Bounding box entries
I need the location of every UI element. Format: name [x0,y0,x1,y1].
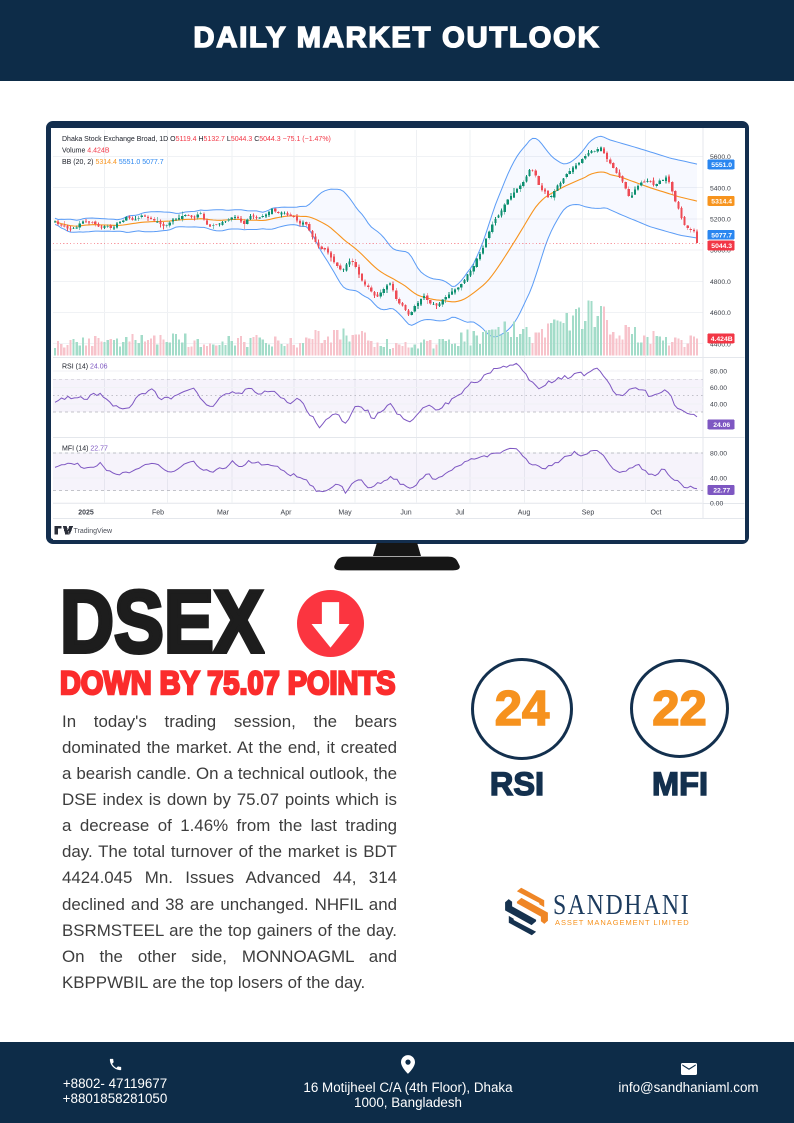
svg-text:5400.0: 5400.0 [710,185,731,192]
svg-text:May: May [338,510,352,517]
svg-text:5600.0: 5600.0 [710,154,731,161]
svg-text:RSI (14) 24.06: RSI (14) 24.06 [62,364,108,371]
svg-text:Jun: Jun [400,510,411,517]
svg-text:22.77: 22.77 [713,488,730,495]
svg-text:5044.3: 5044.3 [711,243,732,250]
svg-text:5000.0: 5000.0 [710,248,731,255]
svg-text:Mar: Mar [217,510,230,517]
svg-text:Dhaka Stock Exchange Broad, 1D: Dhaka Stock Exchange Broad, 1D O5119.4 H… [62,136,331,143]
svg-text:24.06: 24.06 [713,422,730,429]
svg-text:5200.0: 5200.0 [710,217,731,224]
svg-text:Volume 4.424B: Volume 4.424B [62,148,110,155]
svg-text:MFI (14) 22.77: MFI (14) 22.77 [62,446,108,453]
svg-text:Oct: Oct [651,510,662,517]
svg-text:Sep: Sep [582,510,595,517]
svg-text:Feb: Feb [152,510,164,517]
svg-text:4.424B: 4.424B [711,336,733,343]
svg-text:40.00: 40.00 [710,401,727,408]
svg-text:4400.0: 4400.0 [710,341,731,348]
svg-text:0.00: 0.00 [710,501,723,508]
svg-text:2025: 2025 [78,510,94,517]
svg-text:BB (20, 2) 5314.4 5551.0 5077.: BB (20, 2) 5314.4 5551.0 5077.7 [62,159,164,166]
svg-text:5077.7: 5077.7 [711,232,732,239]
svg-text:Apr: Apr [281,510,293,517]
svg-text:80.00: 80.00 [710,369,727,376]
svg-text:4800.0: 4800.0 [710,279,731,286]
svg-text:TradingView: TradingView [74,528,113,535]
svg-text:40.00: 40.00 [710,476,727,483]
svg-text:Jul: Jul [456,510,465,517]
svg-text:4600.0: 4600.0 [710,310,731,317]
svg-text:Aug: Aug [518,510,531,517]
svg-text:5551.0: 5551.0 [711,162,732,169]
svg-text:80.00: 80.00 [710,451,727,458]
svg-text:5314.4: 5314.4 [711,199,732,206]
svg-text:60.00: 60.00 [710,385,727,392]
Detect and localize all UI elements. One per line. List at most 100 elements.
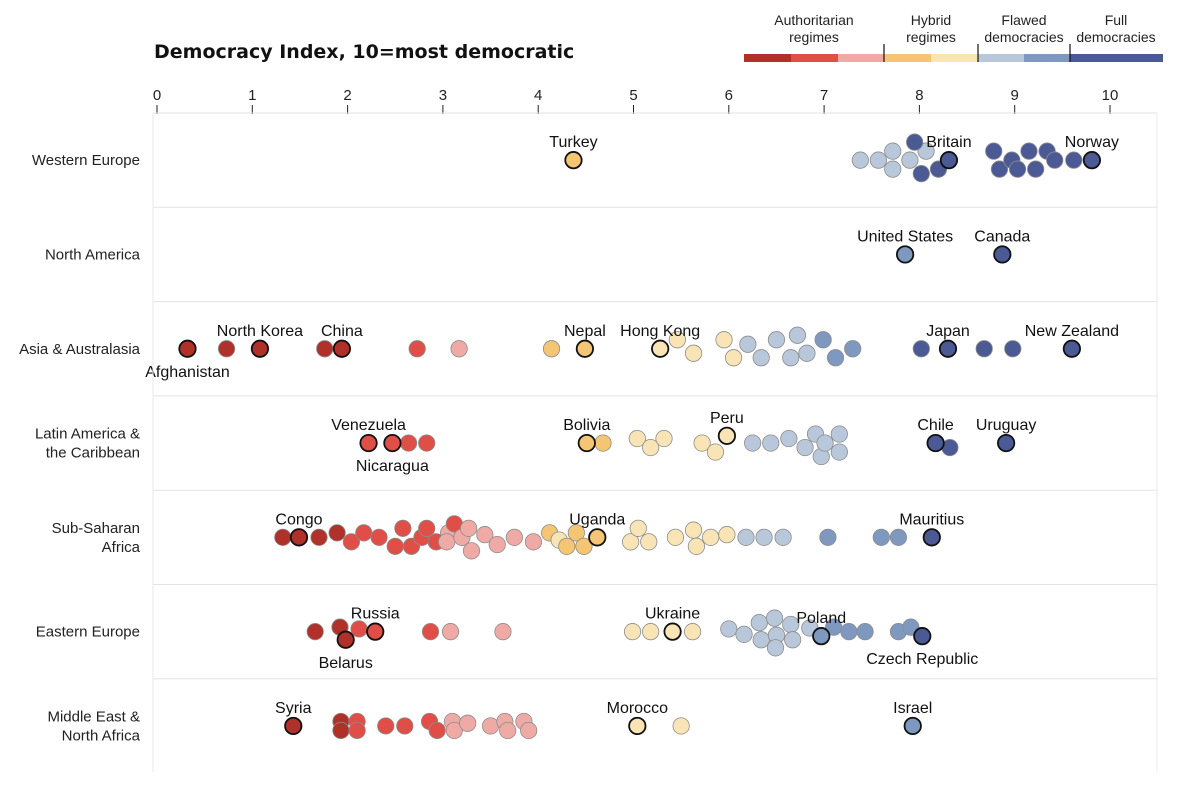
highlighted-country-dot	[903, 716, 922, 736]
country-label: Israel	[893, 700, 932, 717]
highlighted-country-dot	[913, 627, 932, 646]
country-dot	[494, 623, 512, 641]
region-label: Sub-Saharan	[52, 520, 140, 537]
country-dot	[520, 721, 538, 740]
legend-color-segment	[1024, 54, 1070, 62]
country-dot	[706, 443, 725, 461]
country-dot	[418, 519, 436, 537]
country-dot	[355, 524, 373, 542]
country-dot	[623, 623, 642, 641]
country-dot	[774, 528, 792, 546]
country-dot	[798, 344, 816, 362]
x-tick-label: 6	[725, 87, 733, 104]
country-label: United States	[857, 228, 953, 245]
country-label: Japan	[926, 323, 970, 340]
country-label: Britain	[926, 134, 971, 151]
highlighted-country-dot	[588, 528, 607, 547]
country-dot	[912, 165, 930, 183]
country-label: Venezuela	[331, 417, 406, 434]
highlighted-country-dot	[250, 339, 270, 358]
country-dot	[328, 524, 346, 542]
country-dot	[462, 542, 481, 560]
legend-label: regimes	[789, 29, 839, 45]
country-dot	[737, 528, 755, 546]
country-label: Nepal	[564, 323, 606, 340]
country-dot	[856, 623, 874, 641]
region-label: North America	[45, 246, 141, 263]
country-label: Turkey	[549, 134, 597, 151]
country-dot	[386, 537, 404, 555]
country-dot	[306, 623, 324, 641]
highlighted-country-dot	[332, 339, 351, 358]
country-dot	[459, 714, 477, 732]
highlighted-country-dot	[997, 433, 1016, 453]
country-dot	[450, 340, 468, 358]
country-dot	[394, 519, 412, 537]
country-label: Afghanistan	[145, 364, 230, 381]
legend-label: Full	[1105, 12, 1128, 28]
country-label: Congo	[275, 511, 322, 528]
highlighted-country-dot	[359, 433, 378, 453]
region-rows: Western Europe Turkey Britain Norway North A…	[19, 113, 1158, 772]
country-dot	[884, 160, 902, 178]
country-dot	[735, 625, 753, 643]
country-dot	[460, 519, 478, 537]
country-label: Nicaragua	[356, 458, 429, 475]
country-dot	[438, 533, 456, 551]
country-dot	[752, 631, 770, 649]
country-label: China	[321, 323, 363, 340]
highlighted-country-dot	[284, 716, 303, 736]
country-dot	[684, 521, 703, 539]
legend-label: democracies	[984, 29, 1063, 45]
country-label: Norway	[1065, 134, 1119, 151]
country-dot	[441, 623, 460, 641]
legend-label: Flawed	[1001, 12, 1046, 28]
country-dot	[1065, 151, 1083, 169]
highlighted-country-dot	[651, 339, 670, 358]
country-dot	[408, 340, 426, 358]
x-tick-label: 7	[820, 87, 828, 104]
legend-label: democracies	[1076, 29, 1155, 45]
country-dot	[418, 434, 436, 452]
country-dot	[693, 434, 711, 452]
country-dot	[702, 528, 720, 546]
country-label: Bolivia	[563, 417, 610, 434]
country-dot	[830, 443, 848, 461]
country-dot	[655, 429, 673, 448]
country-dot	[1008, 160, 1027, 178]
country-dot	[830, 425, 848, 443]
country-dot	[428, 721, 446, 740]
country-dot	[642, 438, 660, 457]
legend-color-segment	[744, 54, 791, 62]
country-dot	[1004, 340, 1022, 358]
legend-label: regimes	[906, 29, 956, 45]
x-tick-label: 5	[629, 87, 637, 104]
x-tick-label: 1	[248, 87, 256, 104]
country-dot	[872, 528, 890, 546]
country-label: Hong Kong	[620, 323, 700, 340]
country-dot	[1046, 151, 1064, 169]
legend-color-segment	[791, 54, 838, 62]
highlighted-country-dot	[922, 528, 941, 547]
country-label: Russia	[351, 606, 400, 623]
highlighted-country-dot	[575, 339, 594, 358]
country-dot	[499, 721, 517, 740]
x-axis: 0 1 2 3 4 5 6 7 8 9 10	[153, 87, 1157, 114]
country-dot	[217, 340, 236, 358]
country-dot	[332, 721, 350, 740]
country-label: Czech Republic	[866, 651, 978, 668]
region-row: Eastern Europe Belarus Russia Ukraine Poland…	[36, 584, 1157, 672]
chart-title: Democracy Index, 10=most democratic	[154, 41, 574, 63]
country-dot	[594, 434, 612, 452]
highlighted-country-dot	[577, 433, 596, 453]
country-dot	[816, 434, 834, 452]
country-dot	[622, 533, 640, 551]
country-dot	[917, 142, 935, 160]
country-dot	[784, 631, 802, 649]
country-dot	[985, 142, 1003, 160]
country-dot	[975, 340, 993, 358]
highlighted-country-dot	[628, 716, 647, 736]
country-dot	[780, 429, 798, 448]
highlighted-country-dot	[1082, 151, 1101, 170]
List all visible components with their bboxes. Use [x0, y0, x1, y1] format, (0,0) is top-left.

_Directions:_ Copy the records word for word, starting at the line that contains "716, 922, 736]" and ending at the line that contains "519, 436, 537]".

_Exercise output:_
highlighted-country-dot	[903, 716, 922, 736]
country-label: Israel	[893, 700, 932, 717]
highlighted-country-dot	[913, 627, 932, 646]
country-dot	[494, 623, 512, 641]
region-label: Sub-Saharan	[52, 520, 140, 537]
country-dot	[520, 721, 538, 740]
legend-color-segment	[1024, 54, 1070, 62]
country-dot	[706, 443, 725, 461]
country-dot	[418, 519, 436, 537]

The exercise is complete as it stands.